* [TASK DIRECTIONS]
Pull each line containing "desde" out of the data and copy it.

-- Begin DATASET RECORDS --

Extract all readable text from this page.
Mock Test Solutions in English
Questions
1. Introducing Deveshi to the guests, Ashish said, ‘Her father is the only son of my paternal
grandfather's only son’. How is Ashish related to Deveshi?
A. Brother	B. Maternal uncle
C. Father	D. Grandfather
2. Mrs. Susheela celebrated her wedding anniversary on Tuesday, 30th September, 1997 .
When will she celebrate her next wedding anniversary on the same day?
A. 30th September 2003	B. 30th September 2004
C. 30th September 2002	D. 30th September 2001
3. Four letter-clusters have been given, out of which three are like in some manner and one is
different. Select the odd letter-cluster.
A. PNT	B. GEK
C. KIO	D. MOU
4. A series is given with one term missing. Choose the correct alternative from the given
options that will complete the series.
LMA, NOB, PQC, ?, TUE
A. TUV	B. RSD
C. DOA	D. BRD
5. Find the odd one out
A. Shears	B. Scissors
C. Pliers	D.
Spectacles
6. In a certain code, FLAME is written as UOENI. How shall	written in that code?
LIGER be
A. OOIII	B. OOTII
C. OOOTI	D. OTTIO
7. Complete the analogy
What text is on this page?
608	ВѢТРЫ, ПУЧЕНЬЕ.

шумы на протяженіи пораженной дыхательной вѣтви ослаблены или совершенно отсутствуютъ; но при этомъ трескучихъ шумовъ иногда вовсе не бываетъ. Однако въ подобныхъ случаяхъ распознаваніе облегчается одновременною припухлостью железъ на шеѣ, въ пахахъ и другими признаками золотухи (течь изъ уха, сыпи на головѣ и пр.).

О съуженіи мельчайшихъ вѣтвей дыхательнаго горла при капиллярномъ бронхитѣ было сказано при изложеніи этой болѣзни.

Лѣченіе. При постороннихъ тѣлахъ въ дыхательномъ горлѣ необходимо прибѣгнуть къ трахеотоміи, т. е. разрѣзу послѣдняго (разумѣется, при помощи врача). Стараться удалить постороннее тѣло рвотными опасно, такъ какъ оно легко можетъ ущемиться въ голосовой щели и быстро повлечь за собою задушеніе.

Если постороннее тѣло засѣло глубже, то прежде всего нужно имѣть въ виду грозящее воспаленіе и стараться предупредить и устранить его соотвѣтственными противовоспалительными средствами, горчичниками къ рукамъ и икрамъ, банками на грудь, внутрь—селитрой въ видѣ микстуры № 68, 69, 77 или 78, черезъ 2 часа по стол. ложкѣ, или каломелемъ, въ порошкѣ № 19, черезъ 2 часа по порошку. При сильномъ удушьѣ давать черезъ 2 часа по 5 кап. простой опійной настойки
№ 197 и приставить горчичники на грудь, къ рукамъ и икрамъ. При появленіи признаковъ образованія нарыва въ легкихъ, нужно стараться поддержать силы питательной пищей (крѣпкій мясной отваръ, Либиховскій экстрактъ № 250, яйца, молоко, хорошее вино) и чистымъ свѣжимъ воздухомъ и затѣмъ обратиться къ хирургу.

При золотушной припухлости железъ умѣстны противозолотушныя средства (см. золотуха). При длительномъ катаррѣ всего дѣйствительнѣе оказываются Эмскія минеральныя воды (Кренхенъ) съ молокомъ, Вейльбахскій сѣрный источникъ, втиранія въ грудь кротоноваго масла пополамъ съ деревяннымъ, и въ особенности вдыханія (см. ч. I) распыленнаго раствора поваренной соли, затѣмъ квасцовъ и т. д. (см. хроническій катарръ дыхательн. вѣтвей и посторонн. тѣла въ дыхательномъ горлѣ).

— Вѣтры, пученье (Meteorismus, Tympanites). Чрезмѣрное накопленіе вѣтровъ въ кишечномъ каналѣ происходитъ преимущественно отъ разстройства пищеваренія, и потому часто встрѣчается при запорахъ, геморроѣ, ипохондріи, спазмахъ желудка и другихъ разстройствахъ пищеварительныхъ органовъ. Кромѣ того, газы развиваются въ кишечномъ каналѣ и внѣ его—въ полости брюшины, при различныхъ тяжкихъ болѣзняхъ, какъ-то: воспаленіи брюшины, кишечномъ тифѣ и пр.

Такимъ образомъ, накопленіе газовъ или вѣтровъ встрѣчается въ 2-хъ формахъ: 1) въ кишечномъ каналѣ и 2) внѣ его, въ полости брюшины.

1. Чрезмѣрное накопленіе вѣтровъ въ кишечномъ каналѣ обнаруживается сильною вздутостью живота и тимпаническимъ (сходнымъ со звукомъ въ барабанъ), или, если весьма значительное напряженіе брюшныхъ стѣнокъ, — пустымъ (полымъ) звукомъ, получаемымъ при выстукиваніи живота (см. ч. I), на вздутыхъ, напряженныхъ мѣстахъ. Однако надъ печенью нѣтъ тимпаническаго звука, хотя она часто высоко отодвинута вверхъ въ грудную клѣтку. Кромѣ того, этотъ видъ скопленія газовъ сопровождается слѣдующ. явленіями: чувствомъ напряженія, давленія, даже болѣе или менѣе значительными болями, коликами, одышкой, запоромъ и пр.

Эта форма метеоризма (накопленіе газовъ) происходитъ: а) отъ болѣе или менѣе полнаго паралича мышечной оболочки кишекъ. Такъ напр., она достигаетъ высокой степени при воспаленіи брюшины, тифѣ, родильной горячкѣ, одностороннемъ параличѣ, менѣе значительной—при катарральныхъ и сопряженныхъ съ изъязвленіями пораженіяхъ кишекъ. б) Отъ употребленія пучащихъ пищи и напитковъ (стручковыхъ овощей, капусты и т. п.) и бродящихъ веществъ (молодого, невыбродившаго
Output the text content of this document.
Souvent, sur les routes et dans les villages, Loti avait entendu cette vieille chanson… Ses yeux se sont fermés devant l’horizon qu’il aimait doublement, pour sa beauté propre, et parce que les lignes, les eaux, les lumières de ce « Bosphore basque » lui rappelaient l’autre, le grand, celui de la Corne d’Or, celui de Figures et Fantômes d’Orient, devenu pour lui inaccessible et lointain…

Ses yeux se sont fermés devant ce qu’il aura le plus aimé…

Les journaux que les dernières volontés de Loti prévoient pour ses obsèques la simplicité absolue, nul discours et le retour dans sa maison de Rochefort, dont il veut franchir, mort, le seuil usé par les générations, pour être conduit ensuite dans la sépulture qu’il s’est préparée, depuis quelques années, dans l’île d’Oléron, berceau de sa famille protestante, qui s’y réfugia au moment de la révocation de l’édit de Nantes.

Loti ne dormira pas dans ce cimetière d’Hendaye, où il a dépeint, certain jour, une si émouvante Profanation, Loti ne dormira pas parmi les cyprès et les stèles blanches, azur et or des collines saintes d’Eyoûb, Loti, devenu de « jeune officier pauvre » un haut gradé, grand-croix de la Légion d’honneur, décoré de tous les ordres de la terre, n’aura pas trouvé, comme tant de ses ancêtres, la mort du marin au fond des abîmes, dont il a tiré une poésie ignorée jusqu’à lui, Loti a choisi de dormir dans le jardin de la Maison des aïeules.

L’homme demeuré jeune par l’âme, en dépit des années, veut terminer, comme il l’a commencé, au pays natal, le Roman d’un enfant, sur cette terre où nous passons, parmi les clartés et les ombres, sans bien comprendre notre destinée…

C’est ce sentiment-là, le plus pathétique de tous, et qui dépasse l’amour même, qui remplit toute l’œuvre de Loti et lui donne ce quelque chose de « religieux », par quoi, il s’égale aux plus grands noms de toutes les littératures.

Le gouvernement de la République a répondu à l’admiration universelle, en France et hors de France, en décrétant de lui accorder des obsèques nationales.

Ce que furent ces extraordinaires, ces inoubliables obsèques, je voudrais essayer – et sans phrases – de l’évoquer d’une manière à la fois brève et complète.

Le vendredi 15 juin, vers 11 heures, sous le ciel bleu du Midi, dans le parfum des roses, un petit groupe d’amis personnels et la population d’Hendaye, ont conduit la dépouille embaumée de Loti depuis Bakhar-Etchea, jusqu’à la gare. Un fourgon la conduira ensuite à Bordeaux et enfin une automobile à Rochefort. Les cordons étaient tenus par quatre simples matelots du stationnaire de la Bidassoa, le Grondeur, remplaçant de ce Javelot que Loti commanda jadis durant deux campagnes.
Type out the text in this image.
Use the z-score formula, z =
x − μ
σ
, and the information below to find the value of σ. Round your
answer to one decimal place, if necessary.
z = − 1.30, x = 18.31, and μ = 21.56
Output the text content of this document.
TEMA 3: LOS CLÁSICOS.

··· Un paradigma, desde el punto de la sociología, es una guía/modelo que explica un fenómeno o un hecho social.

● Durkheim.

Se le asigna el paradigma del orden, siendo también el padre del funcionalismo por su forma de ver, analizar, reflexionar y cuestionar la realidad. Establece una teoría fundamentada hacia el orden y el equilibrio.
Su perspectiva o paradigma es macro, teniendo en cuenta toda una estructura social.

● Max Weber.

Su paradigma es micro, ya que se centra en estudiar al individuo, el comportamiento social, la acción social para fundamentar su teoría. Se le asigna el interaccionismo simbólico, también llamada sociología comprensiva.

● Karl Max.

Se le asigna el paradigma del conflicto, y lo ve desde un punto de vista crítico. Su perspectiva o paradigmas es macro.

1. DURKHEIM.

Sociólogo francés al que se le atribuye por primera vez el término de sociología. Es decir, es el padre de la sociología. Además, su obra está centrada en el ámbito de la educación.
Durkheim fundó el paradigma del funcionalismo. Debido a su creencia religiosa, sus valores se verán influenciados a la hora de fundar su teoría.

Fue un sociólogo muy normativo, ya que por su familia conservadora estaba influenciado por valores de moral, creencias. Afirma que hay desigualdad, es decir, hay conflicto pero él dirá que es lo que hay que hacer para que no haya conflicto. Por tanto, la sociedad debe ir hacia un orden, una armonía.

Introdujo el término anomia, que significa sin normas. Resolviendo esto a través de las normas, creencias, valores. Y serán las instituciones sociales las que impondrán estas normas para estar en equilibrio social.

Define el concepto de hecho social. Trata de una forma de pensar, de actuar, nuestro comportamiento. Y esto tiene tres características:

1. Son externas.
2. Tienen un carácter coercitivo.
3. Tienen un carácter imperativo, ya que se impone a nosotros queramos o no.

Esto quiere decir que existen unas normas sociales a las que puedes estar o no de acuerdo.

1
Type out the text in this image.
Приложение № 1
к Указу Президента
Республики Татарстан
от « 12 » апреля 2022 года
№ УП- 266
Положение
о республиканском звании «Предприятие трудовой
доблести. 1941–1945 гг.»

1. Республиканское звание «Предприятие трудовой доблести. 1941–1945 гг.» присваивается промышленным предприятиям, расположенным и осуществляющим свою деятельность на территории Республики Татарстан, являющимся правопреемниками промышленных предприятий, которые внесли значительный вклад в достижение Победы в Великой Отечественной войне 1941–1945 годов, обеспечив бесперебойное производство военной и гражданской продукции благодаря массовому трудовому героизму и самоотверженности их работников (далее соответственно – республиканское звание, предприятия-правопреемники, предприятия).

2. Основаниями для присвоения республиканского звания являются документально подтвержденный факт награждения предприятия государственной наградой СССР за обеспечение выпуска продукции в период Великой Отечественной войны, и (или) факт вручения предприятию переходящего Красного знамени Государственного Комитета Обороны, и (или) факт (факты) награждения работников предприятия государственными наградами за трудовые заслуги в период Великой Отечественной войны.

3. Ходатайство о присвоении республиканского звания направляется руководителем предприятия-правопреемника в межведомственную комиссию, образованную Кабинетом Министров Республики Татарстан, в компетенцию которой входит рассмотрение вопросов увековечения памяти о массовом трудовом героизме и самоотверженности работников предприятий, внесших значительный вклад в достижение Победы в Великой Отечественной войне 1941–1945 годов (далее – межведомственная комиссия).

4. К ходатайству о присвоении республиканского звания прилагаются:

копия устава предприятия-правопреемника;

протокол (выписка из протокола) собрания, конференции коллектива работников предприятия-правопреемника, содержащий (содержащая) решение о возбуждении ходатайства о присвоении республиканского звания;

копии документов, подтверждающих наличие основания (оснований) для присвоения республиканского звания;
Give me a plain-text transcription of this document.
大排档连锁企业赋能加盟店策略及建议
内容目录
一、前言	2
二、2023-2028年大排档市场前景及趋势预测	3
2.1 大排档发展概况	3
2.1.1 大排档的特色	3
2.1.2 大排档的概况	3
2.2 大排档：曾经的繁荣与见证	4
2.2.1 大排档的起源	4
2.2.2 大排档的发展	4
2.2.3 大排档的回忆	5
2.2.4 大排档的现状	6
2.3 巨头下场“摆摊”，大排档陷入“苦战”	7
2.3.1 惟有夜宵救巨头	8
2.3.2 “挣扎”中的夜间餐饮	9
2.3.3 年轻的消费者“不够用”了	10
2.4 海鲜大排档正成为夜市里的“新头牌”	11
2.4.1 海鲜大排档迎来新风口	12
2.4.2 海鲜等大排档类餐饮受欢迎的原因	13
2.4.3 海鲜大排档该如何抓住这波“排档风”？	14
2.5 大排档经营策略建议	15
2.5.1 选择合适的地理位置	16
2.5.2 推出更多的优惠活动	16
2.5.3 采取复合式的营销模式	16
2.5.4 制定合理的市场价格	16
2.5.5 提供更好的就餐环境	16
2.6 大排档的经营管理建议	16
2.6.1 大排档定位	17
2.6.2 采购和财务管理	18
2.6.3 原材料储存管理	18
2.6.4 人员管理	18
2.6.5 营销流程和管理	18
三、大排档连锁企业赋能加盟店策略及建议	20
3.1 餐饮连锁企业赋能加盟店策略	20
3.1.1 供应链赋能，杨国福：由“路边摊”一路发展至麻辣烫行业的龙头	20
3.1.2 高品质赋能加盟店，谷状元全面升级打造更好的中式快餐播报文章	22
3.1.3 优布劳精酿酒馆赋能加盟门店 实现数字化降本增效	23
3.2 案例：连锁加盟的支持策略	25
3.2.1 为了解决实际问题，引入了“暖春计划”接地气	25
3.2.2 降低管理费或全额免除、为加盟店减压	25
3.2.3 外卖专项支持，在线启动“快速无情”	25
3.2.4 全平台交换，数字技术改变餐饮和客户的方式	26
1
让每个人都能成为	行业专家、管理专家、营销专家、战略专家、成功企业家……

-- End DATASET RECORDS --

* [RESULT]
··· Un paradigma, desde el punto de la sociología, es una guía/modelo que explica un fenómeno o un hecho social.
Se le asigna el paradigma del conflicto, y lo ve desde un punto de vista crítico. Su perspectiva o paradigmas es macro.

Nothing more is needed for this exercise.